Would you copy out the whole listing exactly as given?

━━ Records ━━

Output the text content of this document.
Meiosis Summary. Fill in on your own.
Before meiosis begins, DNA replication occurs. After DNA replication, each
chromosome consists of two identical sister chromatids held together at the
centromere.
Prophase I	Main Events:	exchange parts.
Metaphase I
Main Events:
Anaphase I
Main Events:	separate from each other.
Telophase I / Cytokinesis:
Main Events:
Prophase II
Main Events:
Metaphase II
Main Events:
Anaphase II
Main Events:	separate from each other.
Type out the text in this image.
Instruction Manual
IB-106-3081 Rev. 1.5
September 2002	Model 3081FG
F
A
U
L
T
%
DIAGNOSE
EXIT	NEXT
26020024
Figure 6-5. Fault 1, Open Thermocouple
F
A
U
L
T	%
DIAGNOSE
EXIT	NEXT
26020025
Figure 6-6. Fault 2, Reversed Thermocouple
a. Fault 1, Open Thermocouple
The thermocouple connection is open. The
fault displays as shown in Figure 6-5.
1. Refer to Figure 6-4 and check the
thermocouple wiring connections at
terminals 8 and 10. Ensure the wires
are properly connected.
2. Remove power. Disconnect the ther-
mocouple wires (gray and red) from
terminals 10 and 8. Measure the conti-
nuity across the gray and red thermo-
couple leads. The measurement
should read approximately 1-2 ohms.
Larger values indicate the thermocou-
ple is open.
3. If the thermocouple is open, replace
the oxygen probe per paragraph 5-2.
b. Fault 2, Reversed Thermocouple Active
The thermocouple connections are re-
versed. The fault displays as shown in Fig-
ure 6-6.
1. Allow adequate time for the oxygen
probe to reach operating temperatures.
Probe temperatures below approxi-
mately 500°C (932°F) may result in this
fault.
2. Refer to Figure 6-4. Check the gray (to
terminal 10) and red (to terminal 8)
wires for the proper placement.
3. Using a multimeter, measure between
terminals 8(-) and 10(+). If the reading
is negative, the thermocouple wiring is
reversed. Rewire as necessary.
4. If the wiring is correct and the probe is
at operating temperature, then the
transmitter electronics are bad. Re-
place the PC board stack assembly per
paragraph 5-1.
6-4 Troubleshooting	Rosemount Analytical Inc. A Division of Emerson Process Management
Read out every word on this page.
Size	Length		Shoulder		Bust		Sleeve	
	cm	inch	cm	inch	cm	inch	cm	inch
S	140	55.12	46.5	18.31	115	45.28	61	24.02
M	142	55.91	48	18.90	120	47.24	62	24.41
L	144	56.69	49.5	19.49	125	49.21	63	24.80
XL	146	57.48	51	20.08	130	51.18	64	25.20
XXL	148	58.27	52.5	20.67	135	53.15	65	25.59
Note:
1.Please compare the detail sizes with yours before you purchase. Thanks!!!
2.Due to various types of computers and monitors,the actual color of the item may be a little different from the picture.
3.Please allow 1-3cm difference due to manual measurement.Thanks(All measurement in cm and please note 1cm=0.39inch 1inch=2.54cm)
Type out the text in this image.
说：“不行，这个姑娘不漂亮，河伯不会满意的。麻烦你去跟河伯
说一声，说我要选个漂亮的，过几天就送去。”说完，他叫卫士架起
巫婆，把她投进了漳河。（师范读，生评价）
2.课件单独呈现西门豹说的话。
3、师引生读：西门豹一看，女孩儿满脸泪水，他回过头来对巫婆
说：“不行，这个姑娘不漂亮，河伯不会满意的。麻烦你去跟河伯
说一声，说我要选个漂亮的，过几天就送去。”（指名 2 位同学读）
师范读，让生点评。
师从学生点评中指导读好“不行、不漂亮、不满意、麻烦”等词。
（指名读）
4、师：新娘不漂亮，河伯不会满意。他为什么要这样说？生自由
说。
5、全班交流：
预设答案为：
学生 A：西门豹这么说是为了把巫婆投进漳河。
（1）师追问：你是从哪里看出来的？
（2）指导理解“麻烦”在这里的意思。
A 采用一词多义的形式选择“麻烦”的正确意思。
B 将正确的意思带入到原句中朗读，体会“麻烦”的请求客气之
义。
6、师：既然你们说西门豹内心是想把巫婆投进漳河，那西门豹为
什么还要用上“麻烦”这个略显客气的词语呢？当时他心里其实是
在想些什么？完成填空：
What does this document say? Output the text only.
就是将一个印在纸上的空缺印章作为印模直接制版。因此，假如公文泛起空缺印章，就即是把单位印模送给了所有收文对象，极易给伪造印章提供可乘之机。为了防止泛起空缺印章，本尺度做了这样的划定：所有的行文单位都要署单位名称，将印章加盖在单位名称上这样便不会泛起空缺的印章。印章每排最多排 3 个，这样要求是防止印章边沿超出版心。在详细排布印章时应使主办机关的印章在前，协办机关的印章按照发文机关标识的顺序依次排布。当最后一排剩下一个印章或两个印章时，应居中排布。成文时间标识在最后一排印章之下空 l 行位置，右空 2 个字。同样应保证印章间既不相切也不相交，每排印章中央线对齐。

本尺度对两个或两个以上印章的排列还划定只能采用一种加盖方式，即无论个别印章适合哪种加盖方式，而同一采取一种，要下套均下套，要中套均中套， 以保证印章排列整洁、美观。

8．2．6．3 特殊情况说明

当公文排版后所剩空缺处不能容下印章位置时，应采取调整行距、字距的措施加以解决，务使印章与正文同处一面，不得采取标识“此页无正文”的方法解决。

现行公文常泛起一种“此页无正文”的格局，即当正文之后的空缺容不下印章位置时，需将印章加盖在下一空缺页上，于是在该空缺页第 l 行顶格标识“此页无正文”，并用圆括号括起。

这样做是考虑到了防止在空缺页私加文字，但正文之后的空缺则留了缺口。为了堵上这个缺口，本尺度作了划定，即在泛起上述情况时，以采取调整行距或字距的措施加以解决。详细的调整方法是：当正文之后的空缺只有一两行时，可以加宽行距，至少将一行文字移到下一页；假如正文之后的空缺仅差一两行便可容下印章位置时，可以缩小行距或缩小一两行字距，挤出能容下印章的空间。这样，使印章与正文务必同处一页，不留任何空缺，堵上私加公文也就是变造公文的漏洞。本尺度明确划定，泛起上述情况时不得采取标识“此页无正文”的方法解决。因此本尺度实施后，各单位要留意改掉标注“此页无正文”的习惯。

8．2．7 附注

━━━

*The reply*.
Output the text content of this document.
Meiosis Summary. Fill in on your own.
Before meiosis begins, DNA replication occurs. After DNA replication, each
chromosome consists of two identical sister chromatids held together at the
centromere.
Prophase I	Main Events:	exchange parts.
Metaphase I
Main Events:
Anaphase I
Main Events:	separate from each other.
Telophase I / Cytokinesis:
Main Events:
Prophase II
Main Events:
Metaphase II
Main Events:
Anaphase II
Main Events:	separate from each other.
Type out the text in this image.
Instruction Manual
IB-106-3081 Rev. 1.5
September 2002	Model 3081FG
F
A
U
L
T
%
DIAGNOSE
EXIT	NEXT
26020024
Figure 6-5. Fault 1, Open Thermocouple
F
A
U
L
T	%
DIAGNOSE
EXIT	NEXT
26020025
Figure 6-6. Fault 2, Reversed Thermocouple
a. Fault 1, Open Thermocouple
The thermocouple connection is open. The
fault displays as shown in Figure 6-5.
1. Refer to Figure 6-4 and check the
thermocouple wiring connections at
terminals 8 and 10. Ensure the wires
are properly connected.
2. Remove power. Disconnect the ther-
mocouple wires (gray and red) from
terminals 10 and 8. Measure the conti-
nuity across the gray and red thermo-
couple leads. The measurement
should read approximately 1-2 ohms.
Larger values indicate the thermocou-
ple is open.
3. If the thermocouple is open, replace
the oxygen probe per paragraph 5-2.
b. Fault 2, Reversed Thermocouple Active
The thermocouple connections are re-
versed. The fault displays as shown in Fig-
ure 6-6.
1. Allow adequate time for the oxygen
probe to reach operating temperatures.
Probe temperatures below approxi-
mately 500°C (932°F) may result in this
fault.
2. Refer to Figure 6-4. Check the gray (to
terminal 10) and red (to terminal 8)
wires for the proper placement.
3. Using a multimeter, measure between
terminals 8(-) and 10(+). If the reading
is negative, the thermocouple wiring is
reversed. Rewire as necessary.
4. If the wiring is correct and the probe is
at operating temperature, then the
transmitter electronics are bad. Re-
place the PC board stack assembly per
paragraph 5-1.
6-4 Troubleshooting	Rosemount Analytical Inc. A Division of Emerson Process Management
Read out every word on this page.
Size	Length		Shoulder		Bust		Sleeve	
	cm	inch	cm	inch	cm	inch	cm	inch
S	140	55.12	46.5	18.31	115	45.28	61	24.02
M	142	55.91	48	18.90	120	47.24	62	24.41
L	144	56.69	49.5	19.49	125	49.21	63	24.80
XL	146	57.48	51	20.08	130	51.18	64	25.20
XXL	148	58.27	52.5	20.67	135	53.15	65	25.59
Note:
1.Please compare the detail sizes with yours before you purchase. Thanks!!!
2.Due to various types of computers and monitors,the actual color of the item may be a little different from the picture.
3.Please allow 1-3cm difference due to manual measurement.Thanks(All measurement in cm and please note 1cm=0.39inch 1inch=2.54cm)
Type out the text in this image.
说：“不行，这个姑娘不漂亮，河伯不会满意的。麻烦你去跟河伯
说一声，说我要选个漂亮的，过几天就送去。”说完，他叫卫士架起
巫婆，把她投进了漳河。（师范读，生评价）
2.课件单独呈现西门豹说的话。
3、师引生读：西门豹一看，女孩儿满脸泪水，他回过头来对巫婆
说：“不行，这个姑娘不漂亮，河伯不会满意的。麻烦你去跟河伯
说一声，说我要选个漂亮的，过几天就送去。”（指名 2 位同学读）
师范读，让生点评。
师从学生点评中指导读好“不行、不漂亮、不满意、麻烦”等词。
（指名读）
4、师：新娘不漂亮，河伯不会满意。他为什么要这样说？生自由
说。
5、全班交流：
预设答案为：
学生 A：西门豹这么说是为了把巫婆投进漳河。
（1）师追问：你是从哪里看出来的？
（2）指导理解“麻烦”在这里的意思。
A 采用一词多义的形式选择“麻烦”的正确意思。
B 将正确的意思带入到原句中朗读，体会“麻烦”的请求客气之
义。
6、师：既然你们说西门豹内心是想把巫婆投进漳河，那西门豹为
什么还要用上“麻烦”这个略显客气的词语呢？当时他心里其实是
在想些什么？完成填空：
What does this document say? Output the text only.
就是将一个印在纸上的空缺印章作为印模直接制版。因此，假如公文泛起空缺印章，就即是把单位印模送给了所有收文对象，极易给伪造印章提供可乘之机。为了防止泛起空缺印章，本尺度做了这样的划定：所有的行文单位都要署单位名称，将印章加盖在单位名称上这样便不会泛起空缺的印章。印章每排最多排 3 个，这样要求是防止印章边沿超出版心。在详细排布印章时应使主办机关的印章在前，协办机关的印章按照发文机关标识的顺序依次排布。当最后一排剩下一个印章或两个印章时，应居中排布。成文时间标识在最后一排印章之下空 l 行位置，右空 2 个字。同样应保证印章间既不相切也不相交，每排印章中央线对齐。

本尺度对两个或两个以上印章的排列还划定只能采用一种加盖方式，即无论个别印章适合哪种加盖方式，而同一采取一种，要下套均下套，要中套均中套， 以保证印章排列整洁、美观。

8．2．6．3 特殊情况说明

当公文排版后所剩空缺处不能容下印章位置时，应采取调整行距、字距的措施加以解决，务使印章与正文同处一面，不得采取标识“此页无正文”的方法解决。

现行公文常泛起一种“此页无正文”的格局，即当正文之后的空缺容不下印章位置时，需将印章加盖在下一空缺页上，于是在该空缺页第 l 行顶格标识“此页无正文”，并用圆括号括起。

这样做是考虑到了防止在空缺页私加文字，但正文之后的空缺则留了缺口。为了堵上这个缺口，本尺度作了划定，即在泛起上述情况时，以采取调整行距或字距的措施加以解决。详细的调整方法是：当正文之后的空缺只有一两行时，可以加宽行距，至少将一行文字移到下一页；假如正文之后的空缺仅差一两行便可容下印章位置时，可以缩小行距或缩小一两行字距，挤出能容下印章的空间。这样，使印章与正文务必同处一页，不留任何空缺，堵上私加公文也就是变造公文的漏洞。本尺度明确划定，泛起上述情况时不得采取标识“此页无正文”的方法解决。因此本尺度实施后，各单位要留意改掉标注“此页无正文”的习惯。

8．2．7 附注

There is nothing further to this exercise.